[Request]
Find each line with the word "goes" in it, then give the total alone.
-- BEGIN Available data --
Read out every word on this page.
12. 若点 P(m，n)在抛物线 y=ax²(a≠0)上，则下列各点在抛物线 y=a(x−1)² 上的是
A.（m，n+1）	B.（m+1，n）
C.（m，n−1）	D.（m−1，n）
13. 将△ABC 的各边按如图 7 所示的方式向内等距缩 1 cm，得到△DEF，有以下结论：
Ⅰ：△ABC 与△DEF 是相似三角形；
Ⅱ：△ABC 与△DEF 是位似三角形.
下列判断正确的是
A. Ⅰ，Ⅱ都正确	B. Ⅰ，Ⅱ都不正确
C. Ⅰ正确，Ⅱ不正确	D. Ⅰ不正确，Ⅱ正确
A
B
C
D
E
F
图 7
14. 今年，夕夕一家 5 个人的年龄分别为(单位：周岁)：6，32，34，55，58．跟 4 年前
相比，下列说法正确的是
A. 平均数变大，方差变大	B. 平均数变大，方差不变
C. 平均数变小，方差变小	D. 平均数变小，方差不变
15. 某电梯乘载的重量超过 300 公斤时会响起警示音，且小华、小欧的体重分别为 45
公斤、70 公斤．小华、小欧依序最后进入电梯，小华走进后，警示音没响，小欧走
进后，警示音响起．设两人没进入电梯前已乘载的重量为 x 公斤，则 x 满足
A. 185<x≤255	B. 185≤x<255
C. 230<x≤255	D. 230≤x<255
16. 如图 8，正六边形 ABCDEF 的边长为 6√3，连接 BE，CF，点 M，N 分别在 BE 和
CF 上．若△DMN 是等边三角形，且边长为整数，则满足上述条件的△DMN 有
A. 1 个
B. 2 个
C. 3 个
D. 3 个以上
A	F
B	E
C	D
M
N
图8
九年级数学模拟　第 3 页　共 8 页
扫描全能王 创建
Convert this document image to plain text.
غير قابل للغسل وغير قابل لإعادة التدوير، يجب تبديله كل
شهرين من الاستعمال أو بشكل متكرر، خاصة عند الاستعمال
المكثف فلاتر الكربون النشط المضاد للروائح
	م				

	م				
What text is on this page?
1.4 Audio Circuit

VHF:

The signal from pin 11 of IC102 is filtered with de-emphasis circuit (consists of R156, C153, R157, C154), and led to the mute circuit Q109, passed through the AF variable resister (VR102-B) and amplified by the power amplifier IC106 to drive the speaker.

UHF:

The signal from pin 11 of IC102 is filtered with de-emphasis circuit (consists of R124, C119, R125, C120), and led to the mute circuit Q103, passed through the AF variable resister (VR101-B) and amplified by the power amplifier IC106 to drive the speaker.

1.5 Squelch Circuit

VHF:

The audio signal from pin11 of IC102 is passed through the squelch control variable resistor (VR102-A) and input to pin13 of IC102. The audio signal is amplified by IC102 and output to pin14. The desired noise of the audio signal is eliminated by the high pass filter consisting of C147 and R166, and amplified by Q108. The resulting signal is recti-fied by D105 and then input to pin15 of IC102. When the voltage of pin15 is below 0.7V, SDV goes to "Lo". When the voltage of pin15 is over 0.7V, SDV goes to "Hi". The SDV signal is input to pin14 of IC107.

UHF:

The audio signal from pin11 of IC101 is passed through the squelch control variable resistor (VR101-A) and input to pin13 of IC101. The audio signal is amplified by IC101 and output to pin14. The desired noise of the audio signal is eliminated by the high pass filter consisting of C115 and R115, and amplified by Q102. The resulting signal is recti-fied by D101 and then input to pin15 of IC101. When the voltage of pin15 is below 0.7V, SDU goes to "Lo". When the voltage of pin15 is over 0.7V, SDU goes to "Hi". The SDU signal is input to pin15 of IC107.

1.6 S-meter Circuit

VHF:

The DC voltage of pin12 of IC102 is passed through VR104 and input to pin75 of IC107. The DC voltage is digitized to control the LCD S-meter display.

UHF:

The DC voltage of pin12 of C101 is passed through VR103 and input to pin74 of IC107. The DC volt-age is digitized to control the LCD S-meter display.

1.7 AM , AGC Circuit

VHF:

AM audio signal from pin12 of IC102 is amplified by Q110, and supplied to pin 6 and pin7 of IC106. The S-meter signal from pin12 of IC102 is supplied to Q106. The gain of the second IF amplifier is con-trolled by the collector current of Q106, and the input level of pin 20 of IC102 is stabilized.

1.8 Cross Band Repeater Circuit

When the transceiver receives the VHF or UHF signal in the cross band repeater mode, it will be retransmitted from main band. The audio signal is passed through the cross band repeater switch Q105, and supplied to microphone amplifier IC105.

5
-- END Available data --
[Task response]
2